Will you output the entries below exactly, skipping every image they contain?

[Records from a dataset]
□ □ □ □ □ □ □

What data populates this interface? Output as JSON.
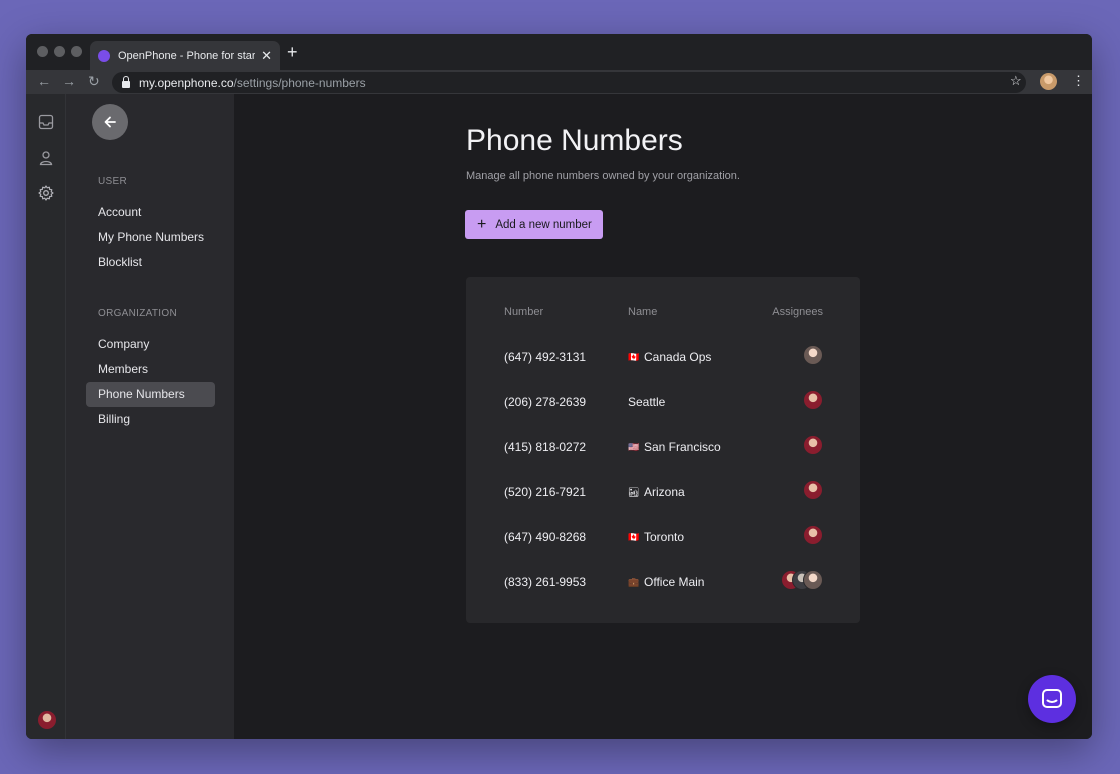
{
  "browser": {
    "tab_title": "OpenPhone - Phone for startups",
    "url_host": "my.openphone.co",
    "url_path": "/settings/phone-numbers"
  },
  "sidebar": {
    "user_section": "USER",
    "user_items": [
      "Account",
      "My Phone Numbers",
      "Blocklist"
    ],
    "org_section": "ORGANIZATION",
    "org_items": [
      "Company",
      "Members",
      "Phone Numbers",
      "Billing"
    ],
    "active_item": "Phone Numbers"
  },
  "page": {
    "title": "Phone Numbers",
    "subtitle": "Manage all phone numbers owned by your organization.",
    "add_button_label": "Add a new number"
  },
  "table": {
    "headers": {
      "number": "Number",
      "name": "Name",
      "assignees": "Assignees"
    },
    "rows": [
      {
        "number": "(647) 492-3131",
        "name": "Canada Ops",
        "flag": "🇨🇦",
        "assignees": [
          "light"
        ]
      },
      {
        "number": "(206) 278-2639",
        "name": "Seattle",
        "flag": "",
        "assignees": [
          "red"
        ]
      },
      {
        "number": "(415) 818-0272",
        "name": "San Francisco",
        "flag": "🇺🇸",
        "assignees": [
          "red"
        ]
      },
      {
        "number": "(520) 216-7921",
        "name": "Arizona",
        "flag": "🏜",
        "assignees": [
          "red"
        ]
      },
      {
        "number": "(647) 490-8268",
        "name": "Toronto",
        "flag": "🇨🇦",
        "assignees": [
          "red"
        ]
      },
      {
        "number": "(833) 261-9953",
        "name": "Office Main",
        "flag": "💼",
        "assignees": [
          "red",
          "grey",
          "light"
        ]
      }
    ]
  }
}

□ □ □ □ □ □ □

Completed task:
What data populates this interface? Output as JSON.
{
  "browser": {
    "tab_title": "OpenPhone - Phone for startups",
    "url_host": "my.openphone.co",
    "url_path": "/settings/phone-numbers"
  },
  "sidebar": {
    "user_section": "USER",
    "user_items": [
      "Account",
      "My Phone Numbers",
      "Blocklist"
    ],
    "org_section": "ORGANIZATION",
    "org_items": [
      "Company",
      "Members",
      "Phone Numbers",
      "Billing"
    ],
    "active_item": "Phone Numbers"
  },
  "page": {
    "title": "Phone Numbers",
    "subtitle": "Manage all phone numbers owned by your organization.",
    "add_button_label": "Add a new number"
  },
  "table": {
    "headers": {
      "number": "Number",
      "name": "Name",
      "assignees": "Assignees"
    },
    "rows": [
      {
        "number": "(647) 492-3131",
        "name": "Canada Ops",
        "flag": "🇨🇦",
        "assignees": [
          "light"
        ]
      },
      {
        "number": "(206) 278-2639",
        "name": "Seattle",
        "flag": "",
        "assignees": [
          "red"
        ]
      },
      {
        "number": "(415) 818-0272",
        "name": "San Francisco",
        "flag": "🇺🇸",
        "assignees": [
          "red"
        ]
      },
      {
        "number": "(520) 216-7921",
        "name": "Arizona",
        "flag": "🏜",
        "assignees": [
          "red"
        ]
      },
      {
        "number": "(647) 490-8268",
        "name": "Toronto",
        "flag": "🇨🇦",
        "assignees": [
          "red"
        ]
      },
      {
        "number": "(833) 261-9953",
        "name": "Office Main",
        "flag": "💼",
        "assignees": [
          "red",
          "grey",
          "light"
        ]
      }
    ]
  }
}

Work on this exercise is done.